> _Exercise description_
Everything from the line that contains "Output a JSON" through the final line of the records below should be quoted exactly, except the pictures.

> _Working data_

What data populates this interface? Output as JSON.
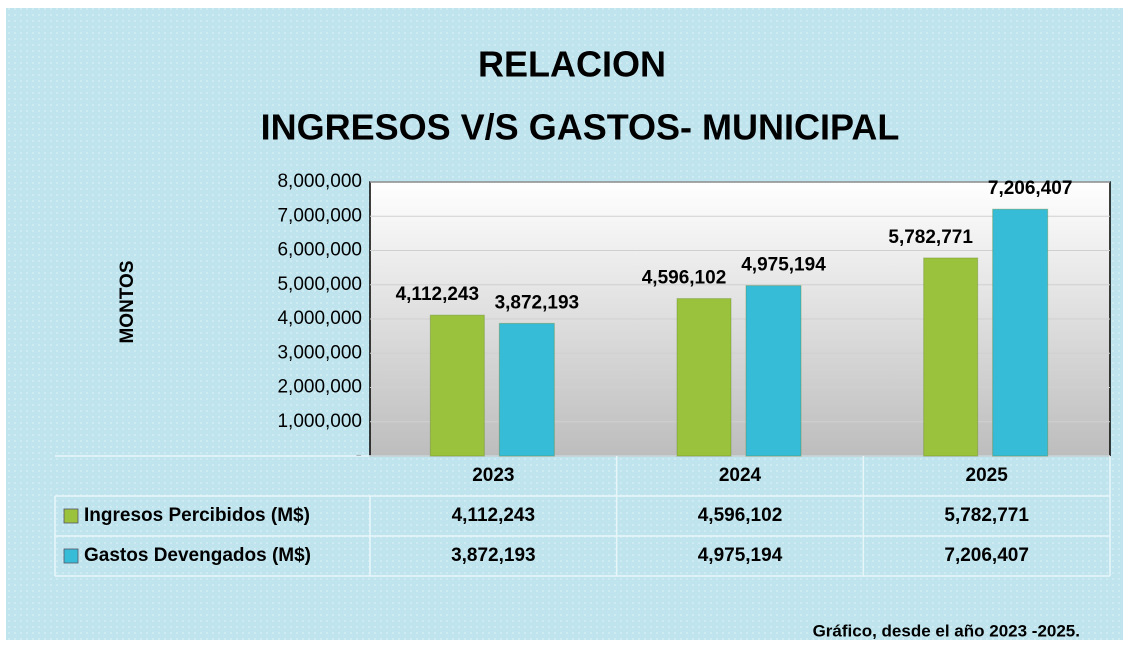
{
  "chart_data": {
    "type": "bar",
    "title": [
      "RELACION",
      "INGRESOS V/S GASTOS- MUNICIPAL"
    ],
    "y_label": "MONTOS",
    "categories": [
      "2023",
      "2024",
      "2025"
    ],
    "series": [
      {
        "name": "Ingresos Percibidos (M$)",
        "color": "#9bc23c",
        "values": [
          4112243,
          4596102,
          5782771
        ],
        "value_labels": [
          "4,112,243",
          "4,596,102",
          "5,782,771"
        ]
      },
      {
        "name": "Gastos Devengados (M$)",
        "color": "#37bcd8",
        "values": [
          3872193,
          4975194,
          7206407
        ],
        "value_labels": [
          "3,872,193",
          "4,975,194",
          "7,206,407"
        ]
      }
    ],
    "ylim": [
      0,
      8000000
    ],
    "yticks": [
      {
        "value": 0,
        "label": "-"
      },
      {
        "value": 1000000,
        "label": "1,000,000"
      },
      {
        "value": 2000000,
        "label": "2,000,000"
      },
      {
        "value": 3000000,
        "label": "3,000,000"
      },
      {
        "value": 4000000,
        "label": "4,000,000"
      },
      {
        "value": 5000000,
        "label": "5,000,000"
      },
      {
        "value": 6000000,
        "label": "6,000,000"
      },
      {
        "value": 7000000,
        "label": "7,000,000"
      },
      {
        "value": 8000000,
        "label": "8,000,000"
      }
    ],
    "grid": true,
    "footnote": "Gráfico, desde el año  2023  -2025."
  }
}
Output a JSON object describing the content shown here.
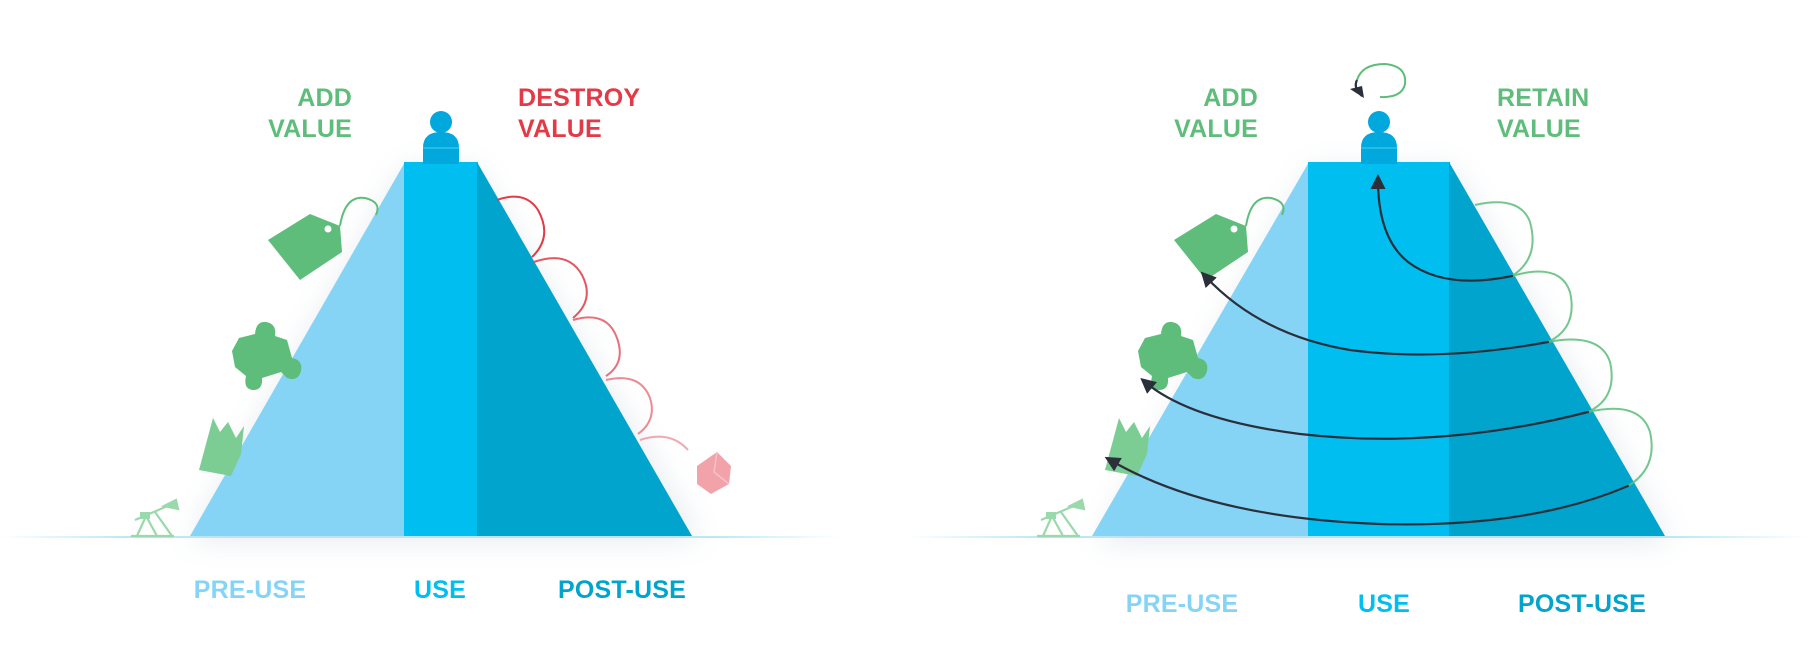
{
  "colors": {
    "pre_use": "#86d4f5",
    "use": "#00bff0",
    "post_use": "#00a4cc",
    "add_value": "#5ebd7a",
    "destroy_value": "#e23a46",
    "retain_value": "#5ebd7a",
    "arrow": "#2a2f3a",
    "ground": "#b9e9f8"
  },
  "left_diagram": {
    "add_value": [
      "ADD",
      "VALUE"
    ],
    "destroy_value": [
      "DESTROY",
      "VALUE"
    ],
    "stages": [
      "PRE-USE",
      "USE",
      "POST-USE"
    ],
    "icons": [
      "price-tag",
      "puzzle-piece",
      "factory",
      "oil-pump",
      "broken-cube"
    ]
  },
  "right_diagram": {
    "add_value": [
      "ADD",
      "VALUE"
    ],
    "retain_value": [
      "RETAIN",
      "VALUE"
    ],
    "stages": [
      "PRE-USE",
      "USE",
      "POST-USE"
    ],
    "icons": [
      "price-tag",
      "puzzle-piece",
      "factory",
      "oil-pump",
      "cycle-arrow"
    ]
  }
}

> _Task answer_
Output a JSON object describing the content shown here.
{
  "colors": {
    "pre_use": "#86d4f5",
    "use": "#00bff0",
    "post_use": "#00a4cc",
    "add_value": "#5ebd7a",
    "destroy_value": "#e23a46",
    "retain_value": "#5ebd7a",
    "arrow": "#2a2f3a",
    "ground": "#b9e9f8"
  },
  "left_diagram": {
    "add_value": [
      "ADD",
      "VALUE"
    ],
    "destroy_value": [
      "DESTROY",
      "VALUE"
    ],
    "stages": [
      "PRE-USE",
      "USE",
      "POST-USE"
    ],
    "icons": [
      "price-tag",
      "puzzle-piece",
      "factory",
      "oil-pump",
      "broken-cube"
    ]
  },
  "right_diagram": {
    "add_value": [
      "ADD",
      "VALUE"
    ],
    "retain_value": [
      "RETAIN",
      "VALUE"
    ],
    "stages": [
      "PRE-USE",
      "USE",
      "POST-USE"
    ],
    "icons": [
      "price-tag",
      "puzzle-piece",
      "factory",
      "oil-pump",
      "cycle-arrow"
    ]
  }
}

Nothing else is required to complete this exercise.